Set exercise: Each line of the listing that contains the word "name" is to be copied.

***** Exercise data *****

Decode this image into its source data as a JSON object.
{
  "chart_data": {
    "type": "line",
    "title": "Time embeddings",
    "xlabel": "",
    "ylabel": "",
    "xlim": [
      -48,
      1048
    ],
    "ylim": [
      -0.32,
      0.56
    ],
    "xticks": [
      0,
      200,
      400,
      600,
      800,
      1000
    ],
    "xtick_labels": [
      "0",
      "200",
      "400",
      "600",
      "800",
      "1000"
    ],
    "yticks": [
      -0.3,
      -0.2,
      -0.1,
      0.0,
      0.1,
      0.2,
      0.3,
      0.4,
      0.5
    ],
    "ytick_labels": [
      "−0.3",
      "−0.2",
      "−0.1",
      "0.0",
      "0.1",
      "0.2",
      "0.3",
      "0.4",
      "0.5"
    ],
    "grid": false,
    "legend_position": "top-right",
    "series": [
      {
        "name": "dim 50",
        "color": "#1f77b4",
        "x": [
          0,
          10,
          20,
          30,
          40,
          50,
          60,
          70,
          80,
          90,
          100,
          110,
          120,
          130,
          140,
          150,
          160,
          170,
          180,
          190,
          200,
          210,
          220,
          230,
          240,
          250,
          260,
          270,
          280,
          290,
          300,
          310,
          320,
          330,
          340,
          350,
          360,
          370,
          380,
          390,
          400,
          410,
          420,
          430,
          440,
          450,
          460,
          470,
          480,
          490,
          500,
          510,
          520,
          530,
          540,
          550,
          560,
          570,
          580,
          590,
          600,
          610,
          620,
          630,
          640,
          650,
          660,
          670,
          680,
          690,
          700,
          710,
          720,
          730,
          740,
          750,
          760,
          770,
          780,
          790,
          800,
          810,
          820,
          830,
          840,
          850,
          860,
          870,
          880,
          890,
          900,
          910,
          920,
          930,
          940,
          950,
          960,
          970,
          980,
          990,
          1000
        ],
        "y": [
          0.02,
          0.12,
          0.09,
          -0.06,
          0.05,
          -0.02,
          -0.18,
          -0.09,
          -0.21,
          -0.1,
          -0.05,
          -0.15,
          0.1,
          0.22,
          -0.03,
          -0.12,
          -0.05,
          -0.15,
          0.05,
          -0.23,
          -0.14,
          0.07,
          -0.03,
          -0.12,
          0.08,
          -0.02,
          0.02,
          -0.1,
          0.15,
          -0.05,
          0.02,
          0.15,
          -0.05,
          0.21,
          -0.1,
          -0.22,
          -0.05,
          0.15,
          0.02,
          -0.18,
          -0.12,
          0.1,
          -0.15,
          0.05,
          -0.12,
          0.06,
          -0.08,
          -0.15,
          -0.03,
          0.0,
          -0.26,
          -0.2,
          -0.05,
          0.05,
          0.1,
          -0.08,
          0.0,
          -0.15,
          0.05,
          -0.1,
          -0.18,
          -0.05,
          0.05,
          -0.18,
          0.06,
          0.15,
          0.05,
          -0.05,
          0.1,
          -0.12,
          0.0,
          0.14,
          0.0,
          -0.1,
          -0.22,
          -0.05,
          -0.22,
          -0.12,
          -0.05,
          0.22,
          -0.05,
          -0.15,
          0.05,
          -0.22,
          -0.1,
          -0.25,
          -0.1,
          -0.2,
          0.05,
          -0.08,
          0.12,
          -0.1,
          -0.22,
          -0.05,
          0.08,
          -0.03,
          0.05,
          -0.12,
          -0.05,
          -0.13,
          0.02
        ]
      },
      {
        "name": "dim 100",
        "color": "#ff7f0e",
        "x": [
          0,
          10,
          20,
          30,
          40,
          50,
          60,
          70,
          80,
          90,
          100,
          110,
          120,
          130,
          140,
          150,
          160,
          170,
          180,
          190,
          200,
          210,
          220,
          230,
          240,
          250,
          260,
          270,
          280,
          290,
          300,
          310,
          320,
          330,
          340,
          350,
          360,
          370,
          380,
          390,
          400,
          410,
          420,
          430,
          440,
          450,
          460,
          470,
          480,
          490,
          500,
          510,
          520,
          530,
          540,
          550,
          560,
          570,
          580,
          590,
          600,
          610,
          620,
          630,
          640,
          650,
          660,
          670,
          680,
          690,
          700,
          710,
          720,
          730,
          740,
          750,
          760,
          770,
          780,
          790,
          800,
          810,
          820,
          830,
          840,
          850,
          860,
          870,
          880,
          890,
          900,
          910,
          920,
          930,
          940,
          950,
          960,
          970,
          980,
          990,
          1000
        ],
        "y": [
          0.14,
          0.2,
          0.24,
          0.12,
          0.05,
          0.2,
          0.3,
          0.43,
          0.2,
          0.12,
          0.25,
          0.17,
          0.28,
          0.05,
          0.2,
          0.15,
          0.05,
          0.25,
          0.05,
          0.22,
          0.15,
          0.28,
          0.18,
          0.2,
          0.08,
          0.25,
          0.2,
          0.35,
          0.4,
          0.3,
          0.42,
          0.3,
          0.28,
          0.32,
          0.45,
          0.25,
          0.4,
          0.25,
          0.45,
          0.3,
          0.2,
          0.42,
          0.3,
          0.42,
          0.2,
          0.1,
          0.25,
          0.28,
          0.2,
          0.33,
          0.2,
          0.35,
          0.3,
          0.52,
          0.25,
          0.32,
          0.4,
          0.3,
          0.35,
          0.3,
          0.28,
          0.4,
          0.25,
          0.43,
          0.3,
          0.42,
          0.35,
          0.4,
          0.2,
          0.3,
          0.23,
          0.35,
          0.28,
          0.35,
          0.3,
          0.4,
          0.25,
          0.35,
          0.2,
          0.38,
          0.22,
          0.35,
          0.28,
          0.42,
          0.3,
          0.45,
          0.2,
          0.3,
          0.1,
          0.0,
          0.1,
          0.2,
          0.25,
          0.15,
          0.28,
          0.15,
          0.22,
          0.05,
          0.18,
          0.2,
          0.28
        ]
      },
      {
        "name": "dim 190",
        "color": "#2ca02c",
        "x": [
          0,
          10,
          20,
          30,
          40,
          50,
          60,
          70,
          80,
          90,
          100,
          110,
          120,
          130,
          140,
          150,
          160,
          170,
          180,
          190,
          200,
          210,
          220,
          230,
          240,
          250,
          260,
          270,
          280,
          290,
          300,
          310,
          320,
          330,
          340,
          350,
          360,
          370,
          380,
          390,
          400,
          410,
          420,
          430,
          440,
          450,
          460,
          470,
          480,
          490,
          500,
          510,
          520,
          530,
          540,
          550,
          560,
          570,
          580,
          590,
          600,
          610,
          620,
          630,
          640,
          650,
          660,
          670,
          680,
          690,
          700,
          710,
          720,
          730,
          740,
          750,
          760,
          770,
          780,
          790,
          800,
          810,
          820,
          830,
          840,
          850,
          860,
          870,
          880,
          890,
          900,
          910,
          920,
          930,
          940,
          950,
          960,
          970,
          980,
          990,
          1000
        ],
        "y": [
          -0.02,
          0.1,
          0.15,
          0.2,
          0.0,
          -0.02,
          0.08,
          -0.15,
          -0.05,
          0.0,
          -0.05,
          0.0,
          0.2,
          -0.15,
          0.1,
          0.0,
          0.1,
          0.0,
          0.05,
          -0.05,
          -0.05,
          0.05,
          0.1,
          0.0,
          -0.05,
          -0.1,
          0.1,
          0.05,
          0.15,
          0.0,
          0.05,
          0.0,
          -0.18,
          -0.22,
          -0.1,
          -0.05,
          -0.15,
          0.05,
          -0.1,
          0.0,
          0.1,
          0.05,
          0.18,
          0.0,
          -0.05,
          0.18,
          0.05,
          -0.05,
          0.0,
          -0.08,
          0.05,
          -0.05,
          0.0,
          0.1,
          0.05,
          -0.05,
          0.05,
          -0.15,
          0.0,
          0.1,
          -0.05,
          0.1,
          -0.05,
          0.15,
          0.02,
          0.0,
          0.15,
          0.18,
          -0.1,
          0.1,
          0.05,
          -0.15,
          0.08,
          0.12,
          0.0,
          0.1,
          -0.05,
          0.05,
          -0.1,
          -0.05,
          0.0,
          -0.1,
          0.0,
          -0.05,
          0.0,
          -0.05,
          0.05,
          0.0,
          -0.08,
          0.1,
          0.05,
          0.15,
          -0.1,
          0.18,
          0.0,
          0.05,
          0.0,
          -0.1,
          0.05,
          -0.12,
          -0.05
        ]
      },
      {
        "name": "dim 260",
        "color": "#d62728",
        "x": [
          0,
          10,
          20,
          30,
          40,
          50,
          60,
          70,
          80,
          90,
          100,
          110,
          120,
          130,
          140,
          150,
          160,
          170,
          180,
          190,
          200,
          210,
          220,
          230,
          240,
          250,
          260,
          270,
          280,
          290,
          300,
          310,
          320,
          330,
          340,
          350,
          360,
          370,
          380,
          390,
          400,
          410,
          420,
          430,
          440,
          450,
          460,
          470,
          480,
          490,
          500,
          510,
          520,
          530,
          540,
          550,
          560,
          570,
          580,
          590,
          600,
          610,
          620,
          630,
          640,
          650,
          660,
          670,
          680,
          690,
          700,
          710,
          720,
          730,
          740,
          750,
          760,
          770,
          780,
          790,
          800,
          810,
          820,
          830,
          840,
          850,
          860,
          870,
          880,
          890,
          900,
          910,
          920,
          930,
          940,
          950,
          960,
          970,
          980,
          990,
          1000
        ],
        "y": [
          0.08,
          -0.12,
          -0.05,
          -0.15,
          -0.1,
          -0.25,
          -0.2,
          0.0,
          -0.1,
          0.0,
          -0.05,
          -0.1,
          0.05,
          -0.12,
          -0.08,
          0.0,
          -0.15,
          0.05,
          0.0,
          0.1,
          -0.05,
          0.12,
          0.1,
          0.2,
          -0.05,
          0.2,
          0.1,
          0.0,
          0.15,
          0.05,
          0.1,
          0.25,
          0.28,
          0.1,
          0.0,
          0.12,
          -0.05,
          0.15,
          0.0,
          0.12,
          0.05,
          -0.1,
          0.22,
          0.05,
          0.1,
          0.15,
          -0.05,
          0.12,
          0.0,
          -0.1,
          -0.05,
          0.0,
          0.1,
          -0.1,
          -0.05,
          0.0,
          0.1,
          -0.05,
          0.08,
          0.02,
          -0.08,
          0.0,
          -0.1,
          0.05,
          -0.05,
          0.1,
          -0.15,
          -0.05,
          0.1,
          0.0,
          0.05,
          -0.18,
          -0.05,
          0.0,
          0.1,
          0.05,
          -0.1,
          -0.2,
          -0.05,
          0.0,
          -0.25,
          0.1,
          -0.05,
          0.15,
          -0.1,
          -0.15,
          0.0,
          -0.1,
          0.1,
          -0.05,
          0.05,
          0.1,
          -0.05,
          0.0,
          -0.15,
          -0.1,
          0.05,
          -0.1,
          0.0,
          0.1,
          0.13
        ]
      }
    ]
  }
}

*****

Written answer:
        "name": "dim 50",
        "name": "dim 100",
        "name": "dim 190",
        "name": "dim 260",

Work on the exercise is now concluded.